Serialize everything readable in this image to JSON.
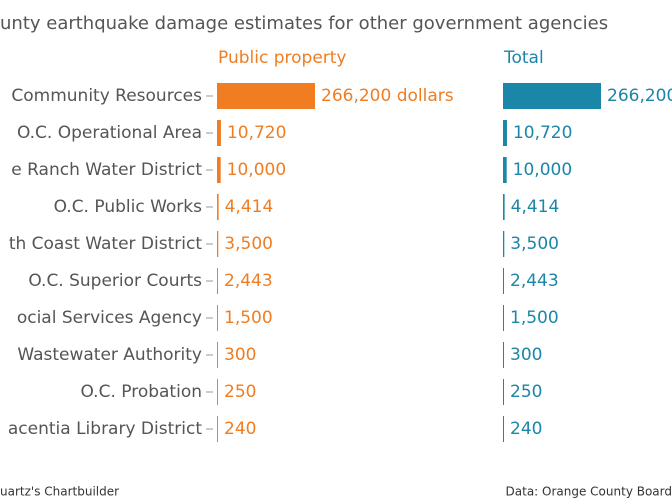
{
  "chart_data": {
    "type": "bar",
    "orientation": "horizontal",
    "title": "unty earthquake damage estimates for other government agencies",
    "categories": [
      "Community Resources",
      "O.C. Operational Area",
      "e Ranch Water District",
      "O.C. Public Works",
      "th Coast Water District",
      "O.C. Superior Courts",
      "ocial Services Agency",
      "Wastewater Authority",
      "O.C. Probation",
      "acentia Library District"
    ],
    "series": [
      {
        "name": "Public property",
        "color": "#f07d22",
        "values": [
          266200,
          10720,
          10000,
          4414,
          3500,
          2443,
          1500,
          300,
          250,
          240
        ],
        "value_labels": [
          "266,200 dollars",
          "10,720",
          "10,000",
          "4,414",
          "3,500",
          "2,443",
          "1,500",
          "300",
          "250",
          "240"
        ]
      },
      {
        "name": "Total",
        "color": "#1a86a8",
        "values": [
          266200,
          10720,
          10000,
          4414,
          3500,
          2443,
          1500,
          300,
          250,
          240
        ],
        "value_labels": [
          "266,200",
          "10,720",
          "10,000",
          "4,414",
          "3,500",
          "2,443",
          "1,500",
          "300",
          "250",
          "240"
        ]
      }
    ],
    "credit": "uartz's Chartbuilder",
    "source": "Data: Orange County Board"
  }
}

━━━━━━━━━━━━━━━━

Directions for this task: Write every entry out again exactly, dropping the pictures.

Answer to this problem:
Serialize everything readable in this image to JSON.
{
  "chart_data": {
    "type": "bar",
    "orientation": "horizontal",
    "title": "unty earthquake damage estimates for other government agencies",
    "categories": [
      "Community Resources",
      "O.C. Operational Area",
      "e Ranch Water District",
      "O.C. Public Works",
      "th Coast Water District",
      "O.C. Superior Courts",
      "ocial Services Agency",
      "Wastewater Authority",
      "O.C. Probation",
      "acentia Library District"
    ],
    "series": [
      {
        "name": "Public property",
        "color": "#f07d22",
        "values": [
          266200,
          10720,
          10000,
          4414,
          3500,
          2443,
          1500,
          300,
          250,
          240
        ],
        "value_labels": [
          "266,200 dollars",
          "10,720",
          "10,000",
          "4,414",
          "3,500",
          "2,443",
          "1,500",
          "300",
          "250",
          "240"
        ]
      },
      {
        "name": "Total",
        "color": "#1a86a8",
        "values": [
          266200,
          10720,
          10000,
          4414,
          3500,
          2443,
          1500,
          300,
          250,
          240
        ],
        "value_labels": [
          "266,200",
          "10,720",
          "10,000",
          "4,414",
          "3,500",
          "2,443",
          "1,500",
          "300",
          "250",
          "240"
        ]
      }
    ],
    "credit": "uartz's Chartbuilder",
    "source": "Data: Orange County Board"
  }
}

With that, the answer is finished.